Given entries:
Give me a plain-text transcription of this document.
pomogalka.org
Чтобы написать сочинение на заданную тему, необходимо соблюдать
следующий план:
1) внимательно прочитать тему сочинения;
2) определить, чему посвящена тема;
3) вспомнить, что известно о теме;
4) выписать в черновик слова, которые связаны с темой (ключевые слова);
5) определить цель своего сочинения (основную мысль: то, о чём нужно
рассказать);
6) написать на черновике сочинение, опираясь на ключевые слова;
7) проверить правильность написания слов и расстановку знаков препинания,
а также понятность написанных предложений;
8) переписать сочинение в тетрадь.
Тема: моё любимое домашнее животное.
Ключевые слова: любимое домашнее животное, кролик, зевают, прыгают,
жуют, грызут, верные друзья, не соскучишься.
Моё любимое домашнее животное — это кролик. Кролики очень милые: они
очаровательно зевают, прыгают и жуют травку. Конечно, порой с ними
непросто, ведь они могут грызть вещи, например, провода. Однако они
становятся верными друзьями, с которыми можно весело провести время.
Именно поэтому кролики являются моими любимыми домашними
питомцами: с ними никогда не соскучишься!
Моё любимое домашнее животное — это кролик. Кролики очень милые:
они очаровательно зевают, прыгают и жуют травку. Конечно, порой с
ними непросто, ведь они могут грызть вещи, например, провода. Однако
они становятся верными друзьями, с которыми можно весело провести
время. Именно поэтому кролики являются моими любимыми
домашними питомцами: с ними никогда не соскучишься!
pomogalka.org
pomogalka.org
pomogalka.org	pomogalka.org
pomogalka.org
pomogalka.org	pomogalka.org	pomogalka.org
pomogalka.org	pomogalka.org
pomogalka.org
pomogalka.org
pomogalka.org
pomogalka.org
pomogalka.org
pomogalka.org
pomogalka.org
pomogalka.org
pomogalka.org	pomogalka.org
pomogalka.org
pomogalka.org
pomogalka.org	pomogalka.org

...

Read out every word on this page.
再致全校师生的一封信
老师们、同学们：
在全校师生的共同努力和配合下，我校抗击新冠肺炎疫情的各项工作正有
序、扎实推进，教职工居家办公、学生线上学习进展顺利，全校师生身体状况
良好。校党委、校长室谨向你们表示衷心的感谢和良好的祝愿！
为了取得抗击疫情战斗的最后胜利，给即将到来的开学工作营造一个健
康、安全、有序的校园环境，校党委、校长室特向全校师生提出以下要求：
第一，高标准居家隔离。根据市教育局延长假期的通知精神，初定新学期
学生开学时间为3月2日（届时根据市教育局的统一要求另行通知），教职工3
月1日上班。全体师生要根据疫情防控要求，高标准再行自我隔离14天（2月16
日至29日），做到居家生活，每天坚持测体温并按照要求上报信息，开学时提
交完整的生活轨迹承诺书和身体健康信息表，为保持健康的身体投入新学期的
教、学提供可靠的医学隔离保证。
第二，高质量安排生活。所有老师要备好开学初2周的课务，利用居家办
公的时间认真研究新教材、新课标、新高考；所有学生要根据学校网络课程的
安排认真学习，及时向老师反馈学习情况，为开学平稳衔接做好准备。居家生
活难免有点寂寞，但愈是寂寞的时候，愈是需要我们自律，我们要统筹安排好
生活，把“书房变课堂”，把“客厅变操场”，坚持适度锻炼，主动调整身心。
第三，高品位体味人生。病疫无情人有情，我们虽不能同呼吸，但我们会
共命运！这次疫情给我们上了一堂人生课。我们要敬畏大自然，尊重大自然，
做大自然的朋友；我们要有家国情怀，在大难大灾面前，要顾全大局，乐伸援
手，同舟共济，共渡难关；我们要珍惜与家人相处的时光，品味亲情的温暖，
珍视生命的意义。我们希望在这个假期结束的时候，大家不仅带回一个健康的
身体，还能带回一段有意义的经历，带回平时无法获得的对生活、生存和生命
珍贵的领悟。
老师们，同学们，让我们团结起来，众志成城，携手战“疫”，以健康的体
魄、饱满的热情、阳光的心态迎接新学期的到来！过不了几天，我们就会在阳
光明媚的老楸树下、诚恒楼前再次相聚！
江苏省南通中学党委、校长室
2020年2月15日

Given task:
Reproduce each line from the records that contains the word "зевают".

Written solution:
Ключевые слова: любимое домашнее животное, кролик, зевают, прыгают,
очаровательно зевают, прыгают и жуют травку. Конечно, порой с ними
они очаровательно зевают, прыгают и жуют травку. Конечно, порой с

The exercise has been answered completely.